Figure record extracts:
>>>

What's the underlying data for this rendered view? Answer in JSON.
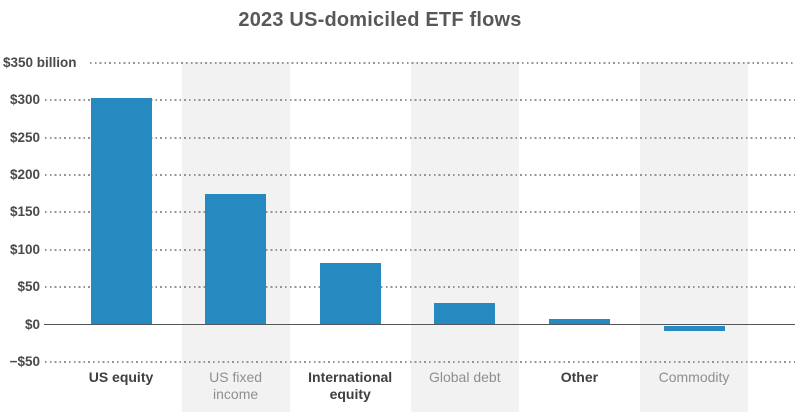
{
  "chart_data": {
    "type": "bar",
    "title": "2023 US-domiciled ETF flows",
    "unit": "US$ billions",
    "categories": [
      "US equity",
      "US fixed income",
      "International equity",
      "Global debt",
      "Other",
      "Commodity"
    ],
    "category_lines": [
      [
        "US equity"
      ],
      [
        "US fixed",
        "income"
      ],
      [
        "International",
        "equity"
      ],
      [
        "Global debt"
      ],
      [
        "Other"
      ],
      [
        "Commodity"
      ]
    ],
    "category_emphasis": [
      true,
      false,
      true,
      false,
      true,
      false
    ],
    "values": [
      303,
      175,
      82,
      29,
      8,
      -8
    ],
    "y_ticks": [
      {
        "value": 350,
        "label": "$350 billion"
      },
      {
        "value": 300,
        "label": "$300"
      },
      {
        "value": 250,
        "label": "$250"
      },
      {
        "value": 200,
        "label": "$200"
      },
      {
        "value": 150,
        "label": "$150"
      },
      {
        "value": 100,
        "label": "$100"
      },
      {
        "value": 50,
        "label": "$50"
      },
      {
        "value": 0,
        "label": "$0"
      },
      {
        "value": -50,
        "label": "−$50"
      }
    ],
    "ylim": [
      -50,
      350
    ],
    "xlabel": "",
    "ylabel": "",
    "legend": "none",
    "grid": "horizontal-dotted",
    "shaded_columns": [
      1,
      3,
      5
    ],
    "colors": {
      "bar": "#2689c0",
      "column_band": "#f2f2f2",
      "gridline": "#949494",
      "zero_line": "#55565b",
      "title_text": "#58585a",
      "tick_text": "#4a4a4c",
      "label_bold_text": "#3f3f3f",
      "label_regular_text": "#8f8f8f",
      "background": "#ffffff"
    }
  }
}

<<<

== REQUEST ==
Pictures are excluded; output everything else in the data verbatim.

== RESULT OF THIS TASK ==
What's the underlying data for this rendered view? Answer in JSON.
{
  "chart_data": {
    "type": "bar",
    "title": "2023 US-domiciled ETF flows",
    "unit": "US$ billions",
    "categories": [
      "US equity",
      "US fixed income",
      "International equity",
      "Global debt",
      "Other",
      "Commodity"
    ],
    "category_lines": [
      [
        "US equity"
      ],
      [
        "US fixed",
        "income"
      ],
      [
        "International",
        "equity"
      ],
      [
        "Global debt"
      ],
      [
        "Other"
      ],
      [
        "Commodity"
      ]
    ],
    "category_emphasis": [
      true,
      false,
      true,
      false,
      true,
      false
    ],
    "values": [
      303,
      175,
      82,
      29,
      8,
      -8
    ],
    "y_ticks": [
      {
        "value": 350,
        "label": "$350 billion"
      },
      {
        "value": 300,
        "label": "$300"
      },
      {
        "value": 250,
        "label": "$250"
      },
      {
        "value": 200,
        "label": "$200"
      },
      {
        "value": 150,
        "label": "$150"
      },
      {
        "value": 100,
        "label": "$100"
      },
      {
        "value": 50,
        "label": "$50"
      },
      {
        "value": 0,
        "label": "$0"
      },
      {
        "value": -50,
        "label": "−$50"
      }
    ],
    "ylim": [
      -50,
      350
    ],
    "xlabel": "",
    "ylabel": "",
    "legend": "none",
    "grid": "horizontal-dotted",
    "shaded_columns": [
      1,
      3,
      5
    ],
    "colors": {
      "bar": "#2689c0",
      "column_band": "#f2f2f2",
      "gridline": "#949494",
      "zero_line": "#55565b",
      "title_text": "#58585a",
      "tick_text": "#4a4a4c",
      "label_bold_text": "#3f3f3f",
      "label_regular_text": "#8f8f8f",
      "background": "#ffffff"
    }
  }
}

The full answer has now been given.